Problem requirements :: Using the entries that follow, collect the lines where the word "size" appears.

## Begin Records supplied

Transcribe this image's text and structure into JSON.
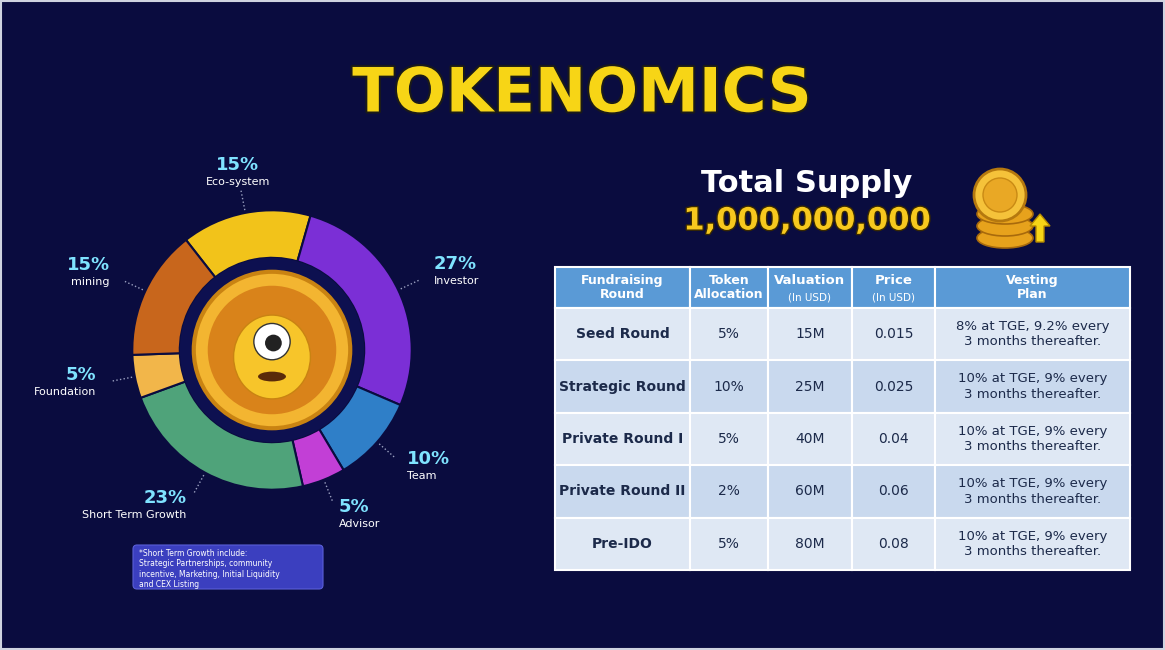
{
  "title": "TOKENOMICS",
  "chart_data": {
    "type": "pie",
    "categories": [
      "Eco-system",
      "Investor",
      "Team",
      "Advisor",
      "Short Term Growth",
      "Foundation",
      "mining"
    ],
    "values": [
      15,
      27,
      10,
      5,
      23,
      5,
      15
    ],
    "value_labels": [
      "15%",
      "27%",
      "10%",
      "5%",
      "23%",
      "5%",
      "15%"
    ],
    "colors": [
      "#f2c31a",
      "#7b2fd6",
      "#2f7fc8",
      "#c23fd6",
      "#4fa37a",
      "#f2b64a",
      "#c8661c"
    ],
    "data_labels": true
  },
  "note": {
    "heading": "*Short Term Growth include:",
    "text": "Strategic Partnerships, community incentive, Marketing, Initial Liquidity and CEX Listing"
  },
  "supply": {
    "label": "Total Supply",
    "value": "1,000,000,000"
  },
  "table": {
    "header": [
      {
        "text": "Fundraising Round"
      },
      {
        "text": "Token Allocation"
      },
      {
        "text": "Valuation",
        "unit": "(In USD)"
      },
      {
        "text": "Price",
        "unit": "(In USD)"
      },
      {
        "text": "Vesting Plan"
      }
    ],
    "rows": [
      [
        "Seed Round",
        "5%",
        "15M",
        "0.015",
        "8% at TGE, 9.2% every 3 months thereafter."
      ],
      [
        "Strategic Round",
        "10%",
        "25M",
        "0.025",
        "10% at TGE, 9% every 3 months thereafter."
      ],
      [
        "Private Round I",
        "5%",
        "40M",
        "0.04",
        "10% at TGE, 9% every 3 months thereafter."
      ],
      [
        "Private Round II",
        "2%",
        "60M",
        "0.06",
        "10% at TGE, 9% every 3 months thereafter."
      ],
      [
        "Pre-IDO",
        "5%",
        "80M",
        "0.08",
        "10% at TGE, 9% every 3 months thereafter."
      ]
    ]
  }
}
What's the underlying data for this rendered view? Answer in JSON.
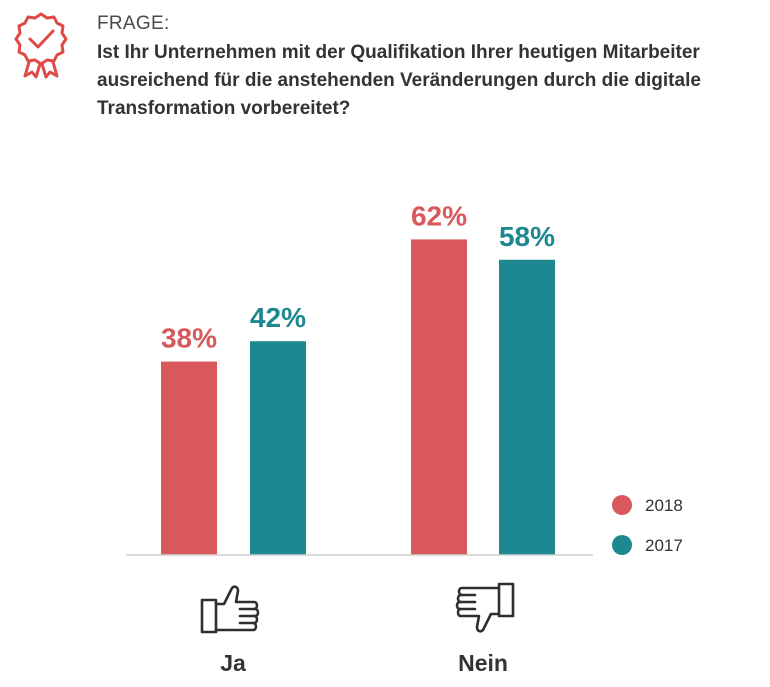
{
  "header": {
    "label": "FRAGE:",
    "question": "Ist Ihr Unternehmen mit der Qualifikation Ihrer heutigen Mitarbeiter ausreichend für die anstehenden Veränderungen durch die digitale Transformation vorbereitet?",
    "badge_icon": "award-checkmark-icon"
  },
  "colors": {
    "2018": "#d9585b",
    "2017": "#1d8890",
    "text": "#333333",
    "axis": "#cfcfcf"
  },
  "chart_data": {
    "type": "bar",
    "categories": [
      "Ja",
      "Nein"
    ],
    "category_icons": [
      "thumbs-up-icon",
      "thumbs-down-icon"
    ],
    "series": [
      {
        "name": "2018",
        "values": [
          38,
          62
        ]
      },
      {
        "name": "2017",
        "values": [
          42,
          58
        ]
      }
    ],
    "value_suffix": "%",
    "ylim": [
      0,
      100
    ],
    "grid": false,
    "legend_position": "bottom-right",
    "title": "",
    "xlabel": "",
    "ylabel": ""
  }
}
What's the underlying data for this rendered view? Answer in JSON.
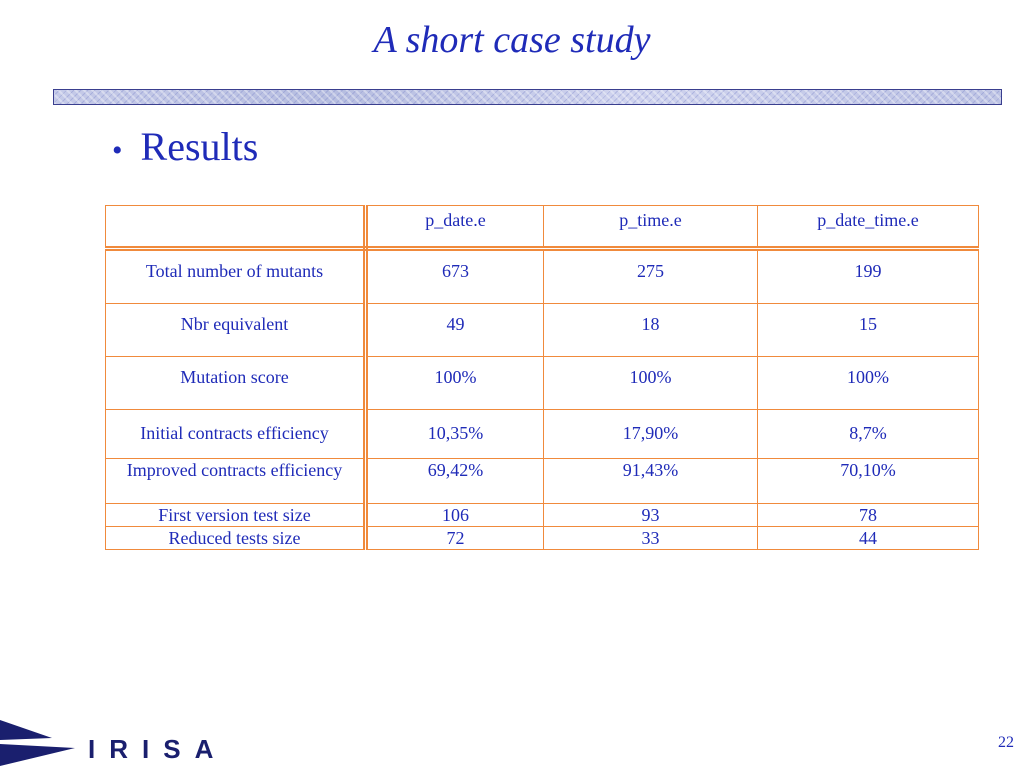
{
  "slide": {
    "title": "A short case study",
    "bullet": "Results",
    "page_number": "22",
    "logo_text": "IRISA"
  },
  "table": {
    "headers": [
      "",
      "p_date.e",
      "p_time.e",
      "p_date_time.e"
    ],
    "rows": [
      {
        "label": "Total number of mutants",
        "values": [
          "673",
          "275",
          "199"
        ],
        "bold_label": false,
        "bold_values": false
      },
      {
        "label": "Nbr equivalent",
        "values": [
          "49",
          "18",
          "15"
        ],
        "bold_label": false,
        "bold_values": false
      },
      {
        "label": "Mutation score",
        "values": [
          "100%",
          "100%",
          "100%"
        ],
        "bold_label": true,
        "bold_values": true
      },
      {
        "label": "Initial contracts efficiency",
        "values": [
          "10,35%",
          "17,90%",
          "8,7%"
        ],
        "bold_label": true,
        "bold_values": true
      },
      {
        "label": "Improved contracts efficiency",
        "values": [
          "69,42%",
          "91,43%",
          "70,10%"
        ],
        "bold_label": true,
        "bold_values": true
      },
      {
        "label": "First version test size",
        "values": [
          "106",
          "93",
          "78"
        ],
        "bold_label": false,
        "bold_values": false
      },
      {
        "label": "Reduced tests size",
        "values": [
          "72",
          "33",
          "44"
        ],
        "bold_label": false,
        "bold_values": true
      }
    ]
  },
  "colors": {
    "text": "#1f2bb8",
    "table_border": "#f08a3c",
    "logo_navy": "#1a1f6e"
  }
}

## End Records supplied

Task output ::
        "label": "First version test size",
        "label": "Reduced tests size",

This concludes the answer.